- [Provided records]:
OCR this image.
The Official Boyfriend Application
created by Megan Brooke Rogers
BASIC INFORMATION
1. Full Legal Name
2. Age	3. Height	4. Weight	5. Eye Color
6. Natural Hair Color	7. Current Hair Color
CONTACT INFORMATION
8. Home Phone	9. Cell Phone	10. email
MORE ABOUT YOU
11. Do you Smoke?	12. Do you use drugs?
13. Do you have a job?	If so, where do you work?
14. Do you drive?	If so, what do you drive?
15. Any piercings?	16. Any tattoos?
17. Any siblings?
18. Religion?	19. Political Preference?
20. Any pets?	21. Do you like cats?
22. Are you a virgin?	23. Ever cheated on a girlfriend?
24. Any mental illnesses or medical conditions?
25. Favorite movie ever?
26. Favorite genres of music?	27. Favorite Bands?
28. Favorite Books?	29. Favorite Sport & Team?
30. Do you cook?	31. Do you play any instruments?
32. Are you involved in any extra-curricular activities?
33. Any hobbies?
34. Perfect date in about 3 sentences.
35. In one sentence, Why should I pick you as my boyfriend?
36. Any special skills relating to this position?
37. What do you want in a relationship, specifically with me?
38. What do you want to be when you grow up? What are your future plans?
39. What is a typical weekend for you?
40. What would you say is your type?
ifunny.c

- [Request]: Tally how many lines of the material contain the word "INFORMATION". The answer must be the number and nothing else.

- [Result of the task]: 2